- _EXERCISE BRIEF_: Only a number is wanted: how many lines in the listing contain the word "integer"?
>> begin RECORD SET
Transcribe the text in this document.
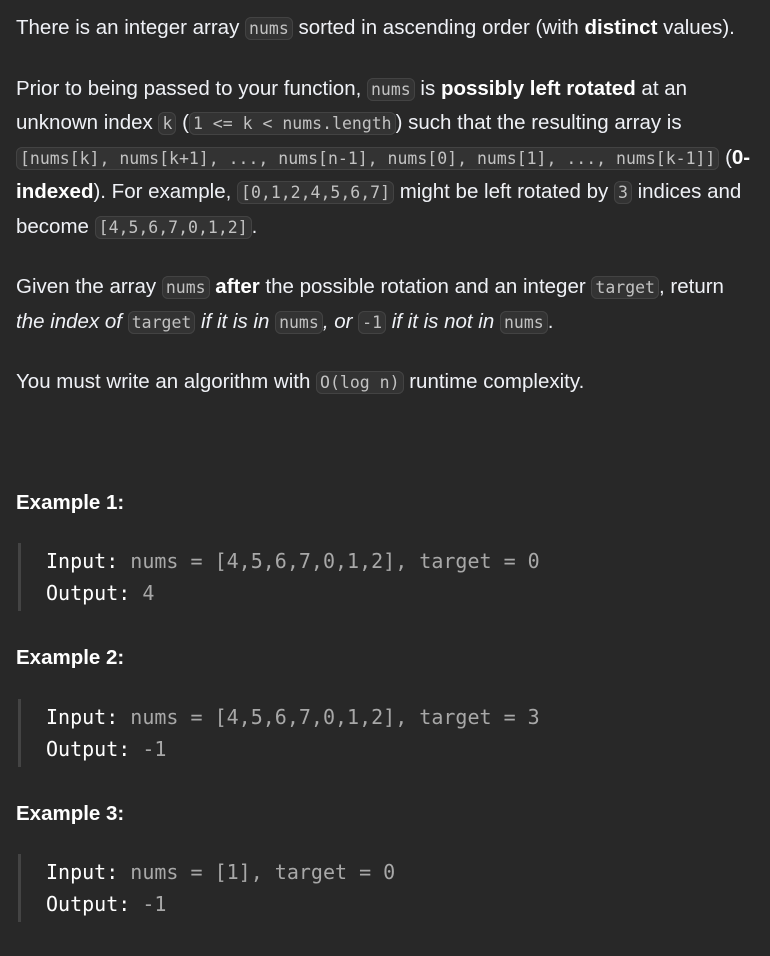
There is an integer array nums sorted in ascending order (with distinct values).

Prior to being passed to your function, nums is possibly left rotated at an unknown index k ( 1 <= k < nums.length ) such that the resulting array is [nums[k], nums[k+1], ..., nums[n-1], nums[0], nums[1], ..., nums[k-1]] (0-indexed). For example, [0,1,2,4,5,6,7] might be left rotated by 3 indices and become [4,5,6,7,0,1,2] .

Given the array nums after the possible rotation and an integer target , return the index of target if it is in nums , or -1 if it is not in nums .

You must write an algorithm with O(log n) runtime complexity.

Example 1:
Input: nums = [4,5,6,7,0,1,2], target = 0
Output: 4
Example 2:
Input: nums = [4,5,6,7,0,1,2], target = 3
Output: -1
Example 3:
Input: nums = [1], target = 0
Output: -1
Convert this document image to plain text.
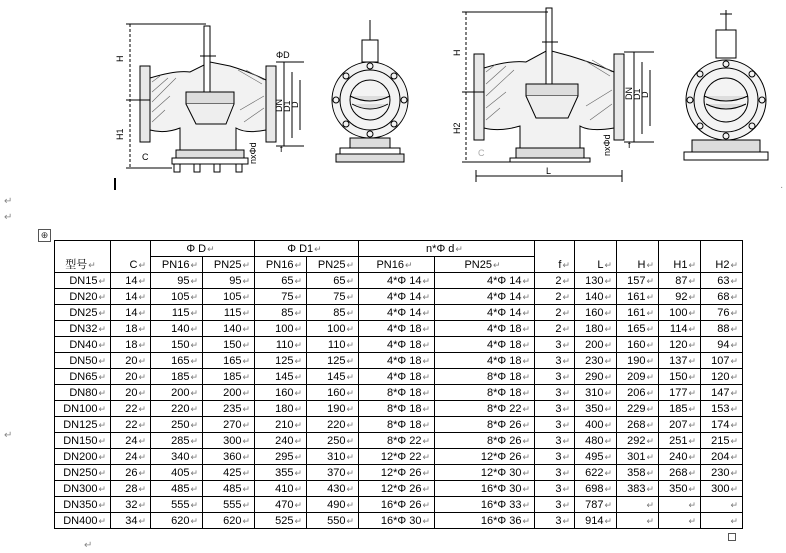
H
H1
C
f
nxΦd
ΦD
DN
D1
D
H
H2
C
L
f
nxΦd
DN
D1
D
↵
↵
↵
·
↵
⊕
型号↵	C↵	Φ D↵		Φ D1↵		n*Φ d↵		f↵	L↵	H↵	H1↵	H2↵
		PN16↵	PN25↵	PN16↵	PN25↵	PN16↵	PN25↵					
DN15↵	14↵	95↵	95↵	65↵	65↵	4*Φ 14↵	4*Φ 14↵	2↵	130↵	157↵	87↵	63↵
DN20↵	14↵	105↵	105↵	75↵	75↵	4*Φ 14↵	4*Φ 14↵	2↵	140↵	161↵	92↵	68↵
DN25↵	14↵	115↵	115↵	85↵	85↵	4*Φ 14↵	4*Φ 14↵	2↵	160↵	161↵	100↵	76↵
DN32↵	18↵	140↵	140↵	100↵	100↵	4*Φ 18↵	4*Φ 18↵	2↵	180↵	165↵	114↵	88↵
DN40↵	18↵	150↵	150↵	110↵	110↵	4*Φ 18↵	4*Φ 18↵	3↵	200↵	160↵	120↵	94↵
DN50↵	20↵	165↵	165↵	125↵	125↵	4*Φ 18↵	4*Φ 18↵	3↵	230↵	190↵	137↵	107↵
DN65↵	20↵	185↵	185↵	145↵	145↵	4*Φ 18↵	8*Φ 18↵	3↵	290↵	209↵	150↵	120↵
DN80↵	20↵	200↵	200↵	160↵	160↵	8*Φ 18↵	8*Φ 18↵	3↵	310↵	206↵	177↵	147↵
DN100↵	22↵	220↵	235↵	180↵	190↵	8*Φ 18↵	8*Φ 22↵	3↵	350↵	229↵	185↵	153↵
DN125↵	22↵	250↵	270↵	210↵	220↵	8*Φ 18↵	8*Φ 26↵	3↵	400↵	268↵	207↵	174↵
DN150↵	24↵	285↵	300↵	240↵	250↵	8*Φ 22↵	8*Φ 26↵	3↵	480↵	292↵	251↵	215↵
DN200↵	24↵	340↵	360↵	295↵	310↵	12*Φ 22↵	12*Φ 26↵	3↵	495↵	301↵	240↵	204↵
DN250↵	26↵	405↵	425↵	355↵	370↵	12*Φ 26↵	12*Φ 30↵	3↵	622↵	358↵	268↵	230↵
DN300↵	28↵	485↵	485↵	410↵	430↵	12*Φ 26↵	16*Φ 30↵	3↵	698↵	383↵	350↵	300↵
DN350↵	32↵	555↵	555↵	470↵	490↵	16*Φ 26↵	16*Φ 33↵	3↵	787↵	↵	↵	↵
DN400↵	34↵	620↵	620↵	525↵	550↵	16*Φ 30↵	16*Φ 36↵	3↵	914↵	↵	↵	↵
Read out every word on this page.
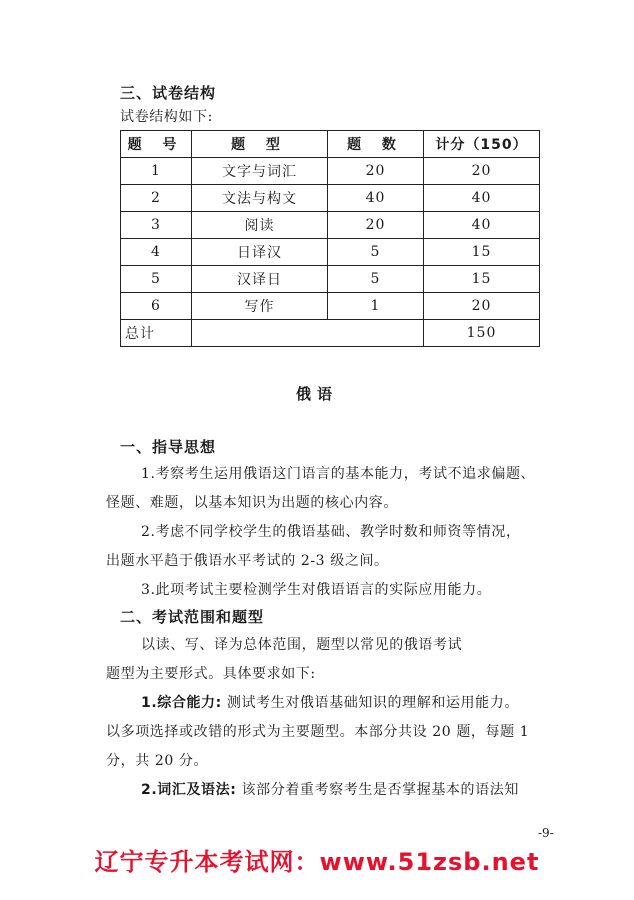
三、试卷结构
试卷结构如下:
题 号	题 型	题 数	计分（150）
1	文字与词汇	20	20
2	文法与构文	40	40
3	阅读	20	40
4	日译汉	5	15
5	汉译日	5	15
6	写作	1	20
总计			150
俄语
一、指导思想
1.考察考生运用俄语这门语言的基本能力，考试不追求偏题、
怪题、难题，以基本知识为出题的核心内容。
2.考虑不同学校学生的俄语基础、教学时数和师资等情况，
出题水平趋于俄语水平考试的 2-3 级之间。
3.此项考试主要检测学生对俄语语言的实际应用能力。
二、考试范围和题型
以读、写、译为总体范围，题型以常见的俄语考试
题型为主要形式。具体要求如下:
1.综合能力: 测试考生对俄语基础知识的理解和运用能力。
以多项选择或改错的形式为主要题型。本部分共设 20 题，每题 1
分，共 20 分。
2.词汇及语法: 该部分着重考察考生是否掌握基本的语法知
-9-
辽宁专升本考试网：www.51zsb.net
>> end RECORD SET
- _EXERCISE SOLUTION_: 2